What the task asks:
Go over the entries below line by line, copying each one that contains the word "name".

Material supplied:
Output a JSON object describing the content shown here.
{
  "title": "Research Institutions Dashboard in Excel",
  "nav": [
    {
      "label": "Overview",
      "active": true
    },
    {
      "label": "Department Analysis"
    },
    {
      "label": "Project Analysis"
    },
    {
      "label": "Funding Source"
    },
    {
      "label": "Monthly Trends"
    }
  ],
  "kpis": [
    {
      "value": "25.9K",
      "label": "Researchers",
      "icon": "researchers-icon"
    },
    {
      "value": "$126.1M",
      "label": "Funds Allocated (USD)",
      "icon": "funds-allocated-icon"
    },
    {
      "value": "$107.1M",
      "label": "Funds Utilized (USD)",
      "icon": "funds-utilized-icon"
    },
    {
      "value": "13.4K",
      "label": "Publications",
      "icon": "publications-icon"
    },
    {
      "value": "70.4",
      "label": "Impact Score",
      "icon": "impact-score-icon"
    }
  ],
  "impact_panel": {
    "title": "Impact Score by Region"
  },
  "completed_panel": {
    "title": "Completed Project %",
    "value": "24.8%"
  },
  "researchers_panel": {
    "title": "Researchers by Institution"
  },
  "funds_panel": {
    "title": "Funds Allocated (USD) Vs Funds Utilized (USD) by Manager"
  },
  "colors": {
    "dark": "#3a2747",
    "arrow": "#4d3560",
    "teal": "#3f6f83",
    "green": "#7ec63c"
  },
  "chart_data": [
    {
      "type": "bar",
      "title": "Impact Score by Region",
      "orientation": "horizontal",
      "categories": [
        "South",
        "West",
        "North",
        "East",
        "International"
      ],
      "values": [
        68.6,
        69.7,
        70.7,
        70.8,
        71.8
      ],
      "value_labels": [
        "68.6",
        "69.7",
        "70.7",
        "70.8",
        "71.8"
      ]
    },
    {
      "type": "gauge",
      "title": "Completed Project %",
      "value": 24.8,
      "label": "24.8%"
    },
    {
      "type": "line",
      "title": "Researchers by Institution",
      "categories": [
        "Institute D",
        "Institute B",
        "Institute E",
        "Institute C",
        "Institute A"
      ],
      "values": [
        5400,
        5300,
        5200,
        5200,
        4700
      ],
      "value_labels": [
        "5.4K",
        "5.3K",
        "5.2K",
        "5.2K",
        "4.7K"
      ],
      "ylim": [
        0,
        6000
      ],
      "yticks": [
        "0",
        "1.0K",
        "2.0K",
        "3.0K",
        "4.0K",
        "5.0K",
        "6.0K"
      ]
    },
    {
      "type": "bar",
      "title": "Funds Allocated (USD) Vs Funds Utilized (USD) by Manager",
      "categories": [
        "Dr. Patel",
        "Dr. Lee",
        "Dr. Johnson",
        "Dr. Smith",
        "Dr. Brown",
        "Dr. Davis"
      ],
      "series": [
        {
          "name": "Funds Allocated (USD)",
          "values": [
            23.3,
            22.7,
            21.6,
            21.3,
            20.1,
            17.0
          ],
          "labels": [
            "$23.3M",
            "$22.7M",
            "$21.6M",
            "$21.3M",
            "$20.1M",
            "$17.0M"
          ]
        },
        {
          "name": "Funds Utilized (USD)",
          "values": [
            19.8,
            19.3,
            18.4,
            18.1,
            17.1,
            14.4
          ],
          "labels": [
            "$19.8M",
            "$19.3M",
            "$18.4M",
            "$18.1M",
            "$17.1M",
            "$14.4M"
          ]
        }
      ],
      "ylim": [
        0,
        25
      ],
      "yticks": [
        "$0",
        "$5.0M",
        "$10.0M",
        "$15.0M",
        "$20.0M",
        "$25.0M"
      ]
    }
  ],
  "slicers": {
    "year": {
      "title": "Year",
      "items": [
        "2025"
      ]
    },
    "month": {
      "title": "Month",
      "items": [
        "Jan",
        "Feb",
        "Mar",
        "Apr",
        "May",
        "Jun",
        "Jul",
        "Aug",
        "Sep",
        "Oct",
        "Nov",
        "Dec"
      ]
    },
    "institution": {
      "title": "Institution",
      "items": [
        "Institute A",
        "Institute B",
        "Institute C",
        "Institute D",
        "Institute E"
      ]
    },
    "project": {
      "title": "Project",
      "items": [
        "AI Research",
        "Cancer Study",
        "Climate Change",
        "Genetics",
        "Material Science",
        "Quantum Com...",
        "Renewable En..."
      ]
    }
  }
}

Response to this exercise:
          "name": "Funds Allocated (USD)",
          "name": "Funds Utilized (USD)",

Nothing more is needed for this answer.